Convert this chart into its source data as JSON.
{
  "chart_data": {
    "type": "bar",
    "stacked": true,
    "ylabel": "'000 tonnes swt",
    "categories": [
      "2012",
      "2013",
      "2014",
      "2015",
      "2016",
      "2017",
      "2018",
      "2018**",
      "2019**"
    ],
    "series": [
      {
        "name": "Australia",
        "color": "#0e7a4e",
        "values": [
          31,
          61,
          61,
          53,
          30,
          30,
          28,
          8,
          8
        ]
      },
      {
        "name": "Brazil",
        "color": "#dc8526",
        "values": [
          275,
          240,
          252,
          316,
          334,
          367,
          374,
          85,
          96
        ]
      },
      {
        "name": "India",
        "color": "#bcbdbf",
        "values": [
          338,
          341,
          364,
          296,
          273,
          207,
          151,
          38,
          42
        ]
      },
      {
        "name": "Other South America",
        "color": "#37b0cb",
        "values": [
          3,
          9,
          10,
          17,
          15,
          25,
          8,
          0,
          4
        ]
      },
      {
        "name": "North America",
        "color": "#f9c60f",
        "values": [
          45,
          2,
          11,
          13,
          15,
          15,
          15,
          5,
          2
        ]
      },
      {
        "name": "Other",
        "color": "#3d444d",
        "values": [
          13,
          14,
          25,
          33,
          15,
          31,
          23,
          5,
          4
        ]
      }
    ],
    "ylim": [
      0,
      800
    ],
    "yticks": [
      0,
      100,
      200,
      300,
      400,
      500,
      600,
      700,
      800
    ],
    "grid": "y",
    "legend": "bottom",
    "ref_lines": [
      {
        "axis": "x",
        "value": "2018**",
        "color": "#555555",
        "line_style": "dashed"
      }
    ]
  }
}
::::::::::
__What you need to do__
Show the lines of the data that hold the word "Other".

__Result of this task__
        "name": "Other South America",
        "name": "Other",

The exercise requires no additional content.